Records shown =>
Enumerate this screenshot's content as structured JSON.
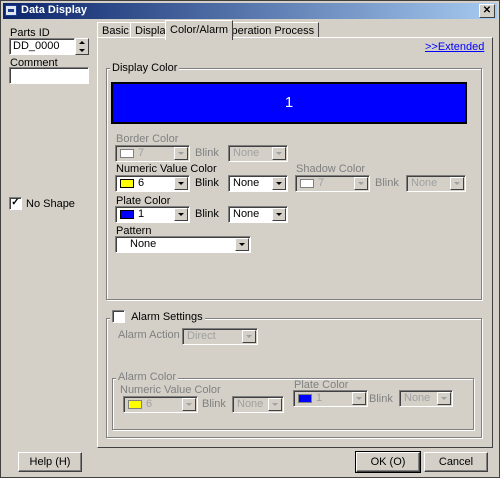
{
  "window": {
    "title": "Data Display",
    "close_glyph": "✕"
  },
  "left": {
    "parts_id_label": "Parts ID",
    "parts_id_value": "DD_0000",
    "comment_label": "Comment",
    "comment_value": "",
    "no_shape_label": "No Shape",
    "no_shape_checked": true,
    "check_glyph": "✓"
  },
  "tabs": [
    {
      "label": "Basic",
      "active": false
    },
    {
      "label": "Display",
      "active": false
    },
    {
      "label": "Color/Alarm",
      "active": true
    },
    {
      "label": "Operation Process",
      "active": false
    }
  ],
  "extended_link": ">>Extended",
  "display_color": {
    "group_label": "Display Color",
    "preview_value": "1",
    "preview_color": "#0000ff",
    "border_color_label": "Border Color",
    "border_color_value": "7",
    "border_color_swatch": "#ffffff",
    "border_blink_label": "Blink",
    "border_blink_value": "None",
    "numeric_value_color_label": "Numeric Value Color",
    "numeric_value_color_value": "6",
    "numeric_value_color_swatch": "#ffff00",
    "numeric_blink_label": "Blink",
    "numeric_blink_value": "None",
    "shadow_color_label": "Shadow Color",
    "shadow_color_value": "7",
    "shadow_color_swatch": "#ffffff",
    "shadow_blink_label": "Blink",
    "shadow_blink_value": "None",
    "plate_color_label": "Plate Color",
    "plate_color_value": "1",
    "plate_color_swatch": "#0000ff",
    "plate_blink_label": "Blink",
    "plate_blink_value": "None",
    "pattern_label": "Pattern",
    "pattern_value": "None"
  },
  "alarm": {
    "settings_label": "Alarm Settings",
    "settings_checked": false,
    "action_label": "Alarm Action",
    "action_value": "Direct",
    "alarm_color_group_label": "Alarm Color",
    "numeric_value_color_label": "Numeric Value Color",
    "numeric_value_color_value": "6",
    "numeric_value_color_swatch": "#ffff00",
    "numeric_blink_label": "Blink",
    "numeric_blink_value": "None",
    "plate_color_label": "Plate Color",
    "plate_color_value": "1",
    "plate_color_swatch": "#0000ff",
    "plate_blink_label": "Blink",
    "plate_blink_value": "None"
  },
  "buttons": {
    "help": "Help (H)",
    "ok": "OK (O)",
    "cancel": "Cancel"
  }
}
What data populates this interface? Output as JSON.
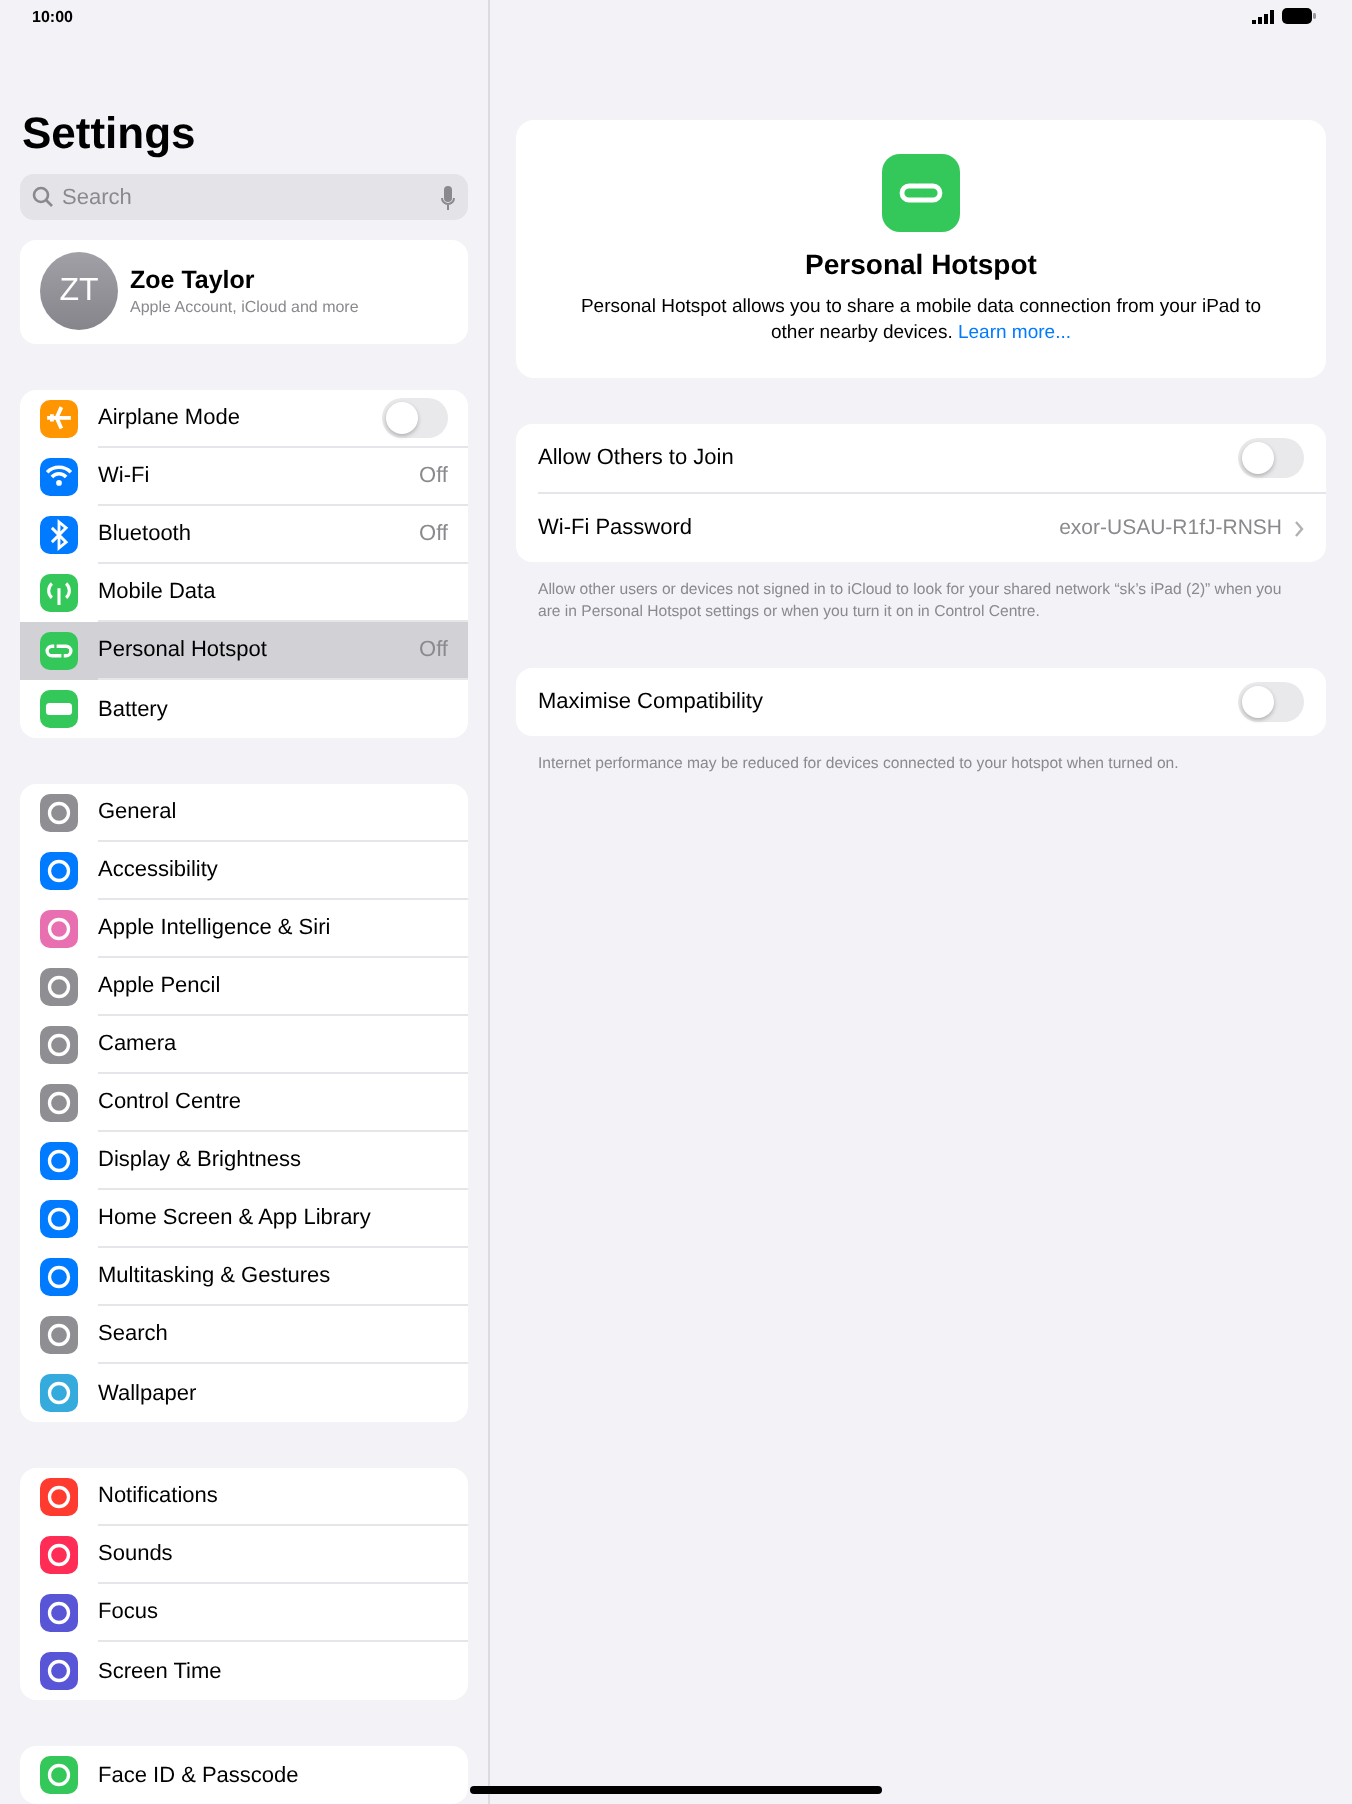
{
  "status_bar": {
    "time": "10:00"
  },
  "sidebar": {
    "title": "Settings",
    "search": {
      "placeholder": "Search"
    },
    "profile": {
      "initials": "ZT",
      "name": "Zoe Taylor",
      "subtitle": "Apple Account, iCloud and more"
    },
    "groups": [
      [
        {
          "label": "Airplane Mode",
          "color": "#ff9500",
          "kind": "toggle",
          "on": false,
          "selected": false
        },
        {
          "label": "Wi-Fi",
          "color": "#007aff",
          "kind": "value",
          "value": "Off",
          "selected": false
        },
        {
          "label": "Bluetooth",
          "color": "#007aff",
          "kind": "value",
          "value": "Off",
          "selected": false
        },
        {
          "label": "Mobile Data",
          "color": "#34c759",
          "kind": "link",
          "selected": false
        },
        {
          "label": "Personal Hotspot",
          "color": "#34c759",
          "kind": "value",
          "value": "Off",
          "selected": true
        },
        {
          "label": "Battery",
          "color": "#34c759",
          "kind": "link",
          "selected": false
        }
      ],
      [
        {
          "label": "General",
          "color": "#8e8e93",
          "kind": "link",
          "selected": false
        },
        {
          "label": "Accessibility",
          "color": "#007aff",
          "kind": "link",
          "selected": false
        },
        {
          "label": "Apple Intelligence & Siri",
          "color": "#e86fb0",
          "kind": "link",
          "selected": false
        },
        {
          "label": "Apple Pencil",
          "color": "#8e8e93",
          "kind": "link",
          "selected": false
        },
        {
          "label": "Camera",
          "color": "#8e8e93",
          "kind": "link",
          "selected": false
        },
        {
          "label": "Control Centre",
          "color": "#8e8e93",
          "kind": "link",
          "selected": false
        },
        {
          "label": "Display & Brightness",
          "color": "#007aff",
          "kind": "link",
          "selected": false
        },
        {
          "label": "Home Screen & App Library",
          "color": "#007aff",
          "kind": "link",
          "selected": false
        },
        {
          "label": "Multitasking & Gestures",
          "color": "#007aff",
          "kind": "link",
          "selected": false
        },
        {
          "label": "Search",
          "color": "#8e8e93",
          "kind": "link",
          "selected": false
        },
        {
          "label": "Wallpaper",
          "color": "#35aadc",
          "kind": "link",
          "selected": false
        }
      ],
      [
        {
          "label": "Notifications",
          "color": "#ff3b30",
          "kind": "link",
          "selected": false
        },
        {
          "label": "Sounds",
          "color": "#ff2d55",
          "kind": "link",
          "selected": false
        },
        {
          "label": "Focus",
          "color": "#5856d6",
          "kind": "link",
          "selected": false
        },
        {
          "label": "Screen Time",
          "color": "#5856d6",
          "kind": "link",
          "selected": false
        }
      ],
      [
        {
          "label": "Face ID & Passcode",
          "color": "#34c759",
          "kind": "link",
          "selected": false
        }
      ]
    ]
  },
  "detail": {
    "header": {
      "title": "Personal Hotspot",
      "description": "Personal Hotspot allows you to share a mobile data connection from your iPad to other nearby devices.",
      "link": "Learn more..."
    },
    "sections": [
      {
        "rows": [
          {
            "label": "Allow Others to Join",
            "kind": "toggle",
            "on": false
          },
          {
            "label": "Wi-Fi Password",
            "kind": "value",
            "value": "exor-USAU-R1fJ-RNSH"
          }
        ],
        "footer": "Allow other users or devices not signed in to iCloud to look for your shared network “sk’s iPad (2)” when you are in Personal Hotspot settings or when you turn it on in Control Centre."
      },
      {
        "rows": [
          {
            "label": "Maximise Compatibility",
            "kind": "toggle",
            "on": false
          }
        ],
        "footer": "Internet performance may be reduced for devices connected to your hotspot when turned on."
      }
    ]
  }
}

Exercise brief =>
Omit every picture, then reproduce the rest of the listing exactly.

Result of this exercise =>
Enumerate this screenshot's content as structured JSON.
{
  "window": {
    "title": "Data Display",
    "close_glyph": "✕"
  },
  "left": {
    "parts_id_label": "Parts ID",
    "parts_id_value": "DD_0000",
    "comment_label": "Comment",
    "comment_value": "",
    "no_shape_label": "No Shape",
    "no_shape_checked": true,
    "check_glyph": "✓"
  },
  "tabs": [
    {
      "label": "Basic",
      "active": false
    },
    {
      "label": "Display",
      "active": false
    },
    {
      "label": "Color/Alarm",
      "active": true
    },
    {
      "label": "Operation Process",
      "active": false
    }
  ],
  "extended_link": ">>Extended",
  "display_color": {
    "group_label": "Display Color",
    "preview_value": "1",
    "preview_color": "#0000ff",
    "border_color_label": "Border Color",
    "border_color_value": "7",
    "border_color_swatch": "#ffffff",
    "border_blink_label": "Blink",
    "border_blink_value": "None",
    "numeric_value_color_label": "Numeric Value Color",
    "numeric_value_color_value": "6",
    "numeric_value_color_swatch": "#ffff00",
    "numeric_blink_label": "Blink",
    "numeric_blink_value": "None",
    "shadow_color_label": "Shadow Color",
    "shadow_color_value": "7",
    "shadow_color_swatch": "#ffffff",
    "shadow_blink_label": "Blink",
    "shadow_blink_value": "None",
    "plate_color_label": "Plate Color",
    "plate_color_value": "1",
    "plate_color_swatch": "#0000ff",
    "plate_blink_label": "Blink",
    "plate_blink_value": "None",
    "pattern_label": "Pattern",
    "pattern_value": "None"
  },
  "alarm": {
    "settings_label": "Alarm Settings",
    "settings_checked": false,
    "action_label": "Alarm Action",
    "action_value": "Direct",
    "alarm_color_group_label": "Alarm Color",
    "numeric_value_color_label": "Numeric Value Color",
    "numeric_value_color_value": "6",
    "numeric_value_color_swatch": "#ffff00",
    "numeric_blink_label": "Blink",
    "numeric_blink_value": "None",
    "plate_color_label": "Plate Color",
    "plate_color_value": "1",
    "plate_color_swatch": "#0000ff",
    "plate_blink_label": "Blink",
    "plate_blink_value": "None"
  },
  "buttons": {
    "help": "Help (H)",
    "ok": "OK (O)",
    "cancel": "Cancel"
  }
}
What data populates this interface? Output as JSON.
{
  "status_bar": {
    "time": "10:00"
  },
  "sidebar": {
    "title": "Settings",
    "search": {
      "placeholder": "Search"
    },
    "profile": {
      "initials": "ZT",
      "name": "Zoe Taylor",
      "subtitle": "Apple Account, iCloud and more"
    },
    "groups": [
      [
        {
          "label": "Airplane Mode",
          "color": "#ff9500",
          "kind": "toggle",
          "on": false,
          "selected": false
        },
        {
          "label": "Wi-Fi",
          "color": "#007aff",
          "kind": "value",
          "value": "Off",
          "selected": false
        },
        {
          "label": "Bluetooth",
          "color": "#007aff",
          "kind": "value",
          "value": "Off",
          "selected": false
        },
        {
          "label": "Mobile Data",
          "color": "#34c759",
          "kind": "link",
          "selected": false
        },
        {
          "label": "Personal Hotspot",
          "color": "#34c759",
          "kind": "value",
          "value": "Off",
          "selected": true
        },
        {
          "label": "Battery",
          "color": "#34c759",
          "kind": "link",
          "selected": false
        }
      ],
      [
        {
          "label": "General",
          "color": "#8e8e93",
          "kind": "link",
          "selected": false
        },
        {
          "label": "Accessibility",
          "color": "#007aff",
          "kind": "link",
          "selected": false
        },
        {
          "label": "Apple Intelligence & Siri",
          "color": "#e86fb0",
          "kind": "link",
          "selected": false
        },
        {
          "label": "Apple Pencil",
          "color": "#8e8e93",
          "kind": "link",
          "selected": false
        },
        {
          "label": "Camera",
          "color": "#8e8e93",
          "kind": "link",
          "selected": false
        },
        {
          "label": "Control Centre",
          "color": "#8e8e93",
          "kind": "link",
          "selected": false
        },
        {
          "label": "Display & Brightness",
          "color": "#007aff",
          "kind": "link",
          "selected": false
        },
        {
          "label": "Home Screen & App Library",
          "color": "#007aff",
          "kind": "link",
          "selected": false
        },
        {
          "label": "Multitasking & Gestures",
          "color": "#007aff",
          "kind": "link",
          "selected": false
        },
        {
          "label": "Search",
          "color": "#8e8e93",
          "kind": "link",
          "selected": false
        },
        {
          "label": "Wallpaper",
          "color": "#35aadc",
          "kind": "link",
          "selected": false
        }
      ],
      [
        {
          "label": "Notifications",
          "color": "#ff3b30",
          "kind": "link",
          "selected": false
        },
        {
          "label": "Sounds",
          "color": "#ff2d55",
          "kind": "link",
          "selected": false
        },
        {
          "label": "Focus",
          "color": "#5856d6",
          "kind": "link",
          "selected": false
        },
        {
          "label": "Screen Time",
          "color": "#5856d6",
          "kind": "link",
          "selected": false
        }
      ],
      [
        {
          "label": "Face ID & Passcode",
          "color": "#34c759",
          "kind": "link",
          "selected": false
        }
      ]
    ]
  },
  "detail": {
    "header": {
      "title": "Personal Hotspot",
      "description": "Personal Hotspot allows you to share a mobile data connection from your iPad to other nearby devices.",
      "link": "Learn more..."
    },
    "sections": [
      {
        "rows": [
          {
            "label": "Allow Others to Join",
            "kind": "toggle",
            "on": false
          },
          {
            "label": "Wi-Fi Password",
            "kind": "value",
            "value": "exor-USAU-R1fJ-RNSH"
          }
        ],
        "footer": "Allow other users or devices not signed in to iCloud to look for your shared network “sk’s iPad (2)” when you are in Personal Hotspot settings or when you turn it on in Control Centre."
      },
      {
        "rows": [
          {
            "label": "Maximise Compatibility",
            "kind": "toggle",
            "on": false
          }
        ],
        "footer": "Internet performance may be reduced for devices connected to your hotspot when turned on."
      }
    ]
  }
}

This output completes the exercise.